Every line below should be repeated exactly.
-- START Supplied records --
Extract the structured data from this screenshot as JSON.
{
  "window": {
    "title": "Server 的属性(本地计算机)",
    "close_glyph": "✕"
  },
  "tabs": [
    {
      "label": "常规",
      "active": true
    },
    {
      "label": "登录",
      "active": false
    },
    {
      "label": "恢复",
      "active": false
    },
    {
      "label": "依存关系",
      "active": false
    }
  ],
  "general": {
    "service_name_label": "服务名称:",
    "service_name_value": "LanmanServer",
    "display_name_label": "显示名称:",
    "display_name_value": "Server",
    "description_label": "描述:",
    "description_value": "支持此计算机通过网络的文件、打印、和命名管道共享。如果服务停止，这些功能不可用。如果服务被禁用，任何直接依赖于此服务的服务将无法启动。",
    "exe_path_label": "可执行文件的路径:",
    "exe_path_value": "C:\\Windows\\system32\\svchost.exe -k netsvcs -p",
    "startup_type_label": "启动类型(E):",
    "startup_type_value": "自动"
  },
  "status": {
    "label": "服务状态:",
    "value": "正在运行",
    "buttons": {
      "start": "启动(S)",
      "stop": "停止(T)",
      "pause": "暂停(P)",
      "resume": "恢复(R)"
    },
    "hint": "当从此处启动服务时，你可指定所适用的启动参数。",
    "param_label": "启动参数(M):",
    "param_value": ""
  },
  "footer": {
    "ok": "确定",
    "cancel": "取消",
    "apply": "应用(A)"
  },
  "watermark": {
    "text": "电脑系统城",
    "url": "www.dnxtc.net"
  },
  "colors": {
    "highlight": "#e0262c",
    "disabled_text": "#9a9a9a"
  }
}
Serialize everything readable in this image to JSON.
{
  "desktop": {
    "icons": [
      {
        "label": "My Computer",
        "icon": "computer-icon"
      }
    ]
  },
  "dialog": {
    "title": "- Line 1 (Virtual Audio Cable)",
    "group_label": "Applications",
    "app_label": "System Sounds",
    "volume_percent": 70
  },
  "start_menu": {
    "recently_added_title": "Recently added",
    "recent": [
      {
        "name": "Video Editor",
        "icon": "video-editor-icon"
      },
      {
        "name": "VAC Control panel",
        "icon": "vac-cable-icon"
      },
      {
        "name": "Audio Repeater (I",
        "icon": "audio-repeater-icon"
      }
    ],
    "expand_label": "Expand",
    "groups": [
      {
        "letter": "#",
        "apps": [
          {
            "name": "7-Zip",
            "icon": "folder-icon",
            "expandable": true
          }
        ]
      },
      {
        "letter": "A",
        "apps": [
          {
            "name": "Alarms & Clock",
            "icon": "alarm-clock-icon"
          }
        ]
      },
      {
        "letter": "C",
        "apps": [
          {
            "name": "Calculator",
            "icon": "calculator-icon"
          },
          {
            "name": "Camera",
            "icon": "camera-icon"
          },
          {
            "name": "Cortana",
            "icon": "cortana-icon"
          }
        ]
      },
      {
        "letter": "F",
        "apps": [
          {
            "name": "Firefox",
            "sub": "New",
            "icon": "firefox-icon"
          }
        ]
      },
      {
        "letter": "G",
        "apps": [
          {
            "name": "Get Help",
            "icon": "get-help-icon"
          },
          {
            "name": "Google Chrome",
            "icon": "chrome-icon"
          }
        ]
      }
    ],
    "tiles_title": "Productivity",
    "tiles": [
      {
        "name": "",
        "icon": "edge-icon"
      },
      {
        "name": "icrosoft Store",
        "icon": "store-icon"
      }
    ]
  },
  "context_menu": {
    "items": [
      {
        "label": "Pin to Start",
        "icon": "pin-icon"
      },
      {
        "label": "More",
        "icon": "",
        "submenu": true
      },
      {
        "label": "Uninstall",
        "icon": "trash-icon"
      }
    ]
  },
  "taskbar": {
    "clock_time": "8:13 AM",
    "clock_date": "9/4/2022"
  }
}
-- END Supplied records --
§ **Written response**:
Extract the structured data from this screenshot as JSON.
{
  "window": {
    "title": "Server 的属性(本地计算机)",
    "close_glyph": "✕"
  },
  "tabs": [
    {
      "label": "常规",
      "active": true
    },
    {
      "label": "登录",
      "active": false
    },
    {
      "label": "恢复",
      "active": false
    },
    {
      "label": "依存关系",
      "active": false
    }
  ],
  "general": {
    "service_name_label": "服务名称:",
    "service_name_value": "LanmanServer",
    "display_name_label": "显示名称:",
    "display_name_value": "Server",
    "description_label": "描述:",
    "description_value": "支持此计算机通过网络的文件、打印、和命名管道共享。如果服务停止，这些功能不可用。如果服务被禁用，任何直接依赖于此服务的服务将无法启动。",
    "exe_path_label": "可执行文件的路径:",
    "exe_path_value": "C:\\Windows\\system32\\svchost.exe -k netsvcs -p",
    "startup_type_label": "启动类型(E):",
    "startup_type_value": "自动"
  },
  "status": {
    "label": "服务状态:",
    "value": "正在运行",
    "buttons": {
      "start": "启动(S)",
      "stop": "停止(T)",
      "pause": "暂停(P)",
      "resume": "恢复(R)"
    },
    "hint": "当从此处启动服务时，你可指定所适用的启动参数。",
    "param_label": "启动参数(M):",
    "param_value": ""
  },
  "footer": {
    "ok": "确定",
    "cancel": "取消",
    "apply": "应用(A)"
  },
  "watermark": {
    "text": "电脑系统城",
    "url": "www.dnxtc.net"
  },
  "colors": {
    "highlight": "#e0262c",
    "disabled_text": "#9a9a9a"
  }
}
Serialize everything readable in this image to JSON.
{
  "desktop": {
    "icons": [
      {
        "label": "My Computer",
        "icon": "computer-icon"
      }
    ]
  },
  "dialog": {
    "title": "- Line 1 (Virtual Audio Cable)",
    "group_label": "Applications",
    "app_label": "System Sounds",
    "volume_percent": 70
  },
  "start_menu": {
    "recently_added_title": "Recently added",
    "recent": [
      {
        "name": "Video Editor",
        "icon": "video-editor-icon"
      },
      {
        "name": "VAC Control panel",
        "icon": "vac-cable-icon"
      },
      {
        "name": "Audio Repeater (I",
        "icon": "audio-repeater-icon"
      }
    ],
    "expand_label": "Expand",
    "groups": [
      {
        "letter": "#",
        "apps": [
          {
            "name": "7-Zip",
            "icon": "folder-icon",
            "expandable": true
          }
        ]
      },
      {
        "letter": "A",
        "apps": [
          {
            "name": "Alarms & Clock",
            "icon": "alarm-clock-icon"
          }
        ]
      },
      {
        "letter": "C",
        "apps": [
          {
            "name": "Calculator",
            "icon": "calculator-icon"
          },
          {
            "name": "Camera",
            "icon": "camera-icon"
          },
          {
            "name": "Cortana",
            "icon": "cortana-icon"
          }
        ]
      },
      {
        "letter": "F",
        "apps": [
          {
            "name": "Firefox",
            "sub": "New",
            "icon": "firefox-icon"
          }
        ]
      },
      {
        "letter": "G",
        "apps": [
          {
            "name": "Get Help",
            "icon": "get-help-icon"
          },
          {
            "name": "Google Chrome",
            "icon": "chrome-icon"
          }
        ]
      }
    ],
    "tiles_title": "Productivity",
    "tiles": [
      {
        "name": "",
        "icon": "edge-icon"
      },
      {
        "name": "icrosoft Store",
        "icon": "store-icon"
      }
    ]
  },
  "context_menu": {
    "items": [
      {
        "label": "Pin to Start",
        "icon": "pin-icon"
      },
      {
        "label": "More",
        "icon": "",
        "submenu": true
      },
      {
        "label": "Uninstall",
        "icon": "trash-icon"
      }
    ]
  },
  "taskbar": {
    "clock_time": "8:13 AM",
    "clock_date": "9/4/2022"
  }
}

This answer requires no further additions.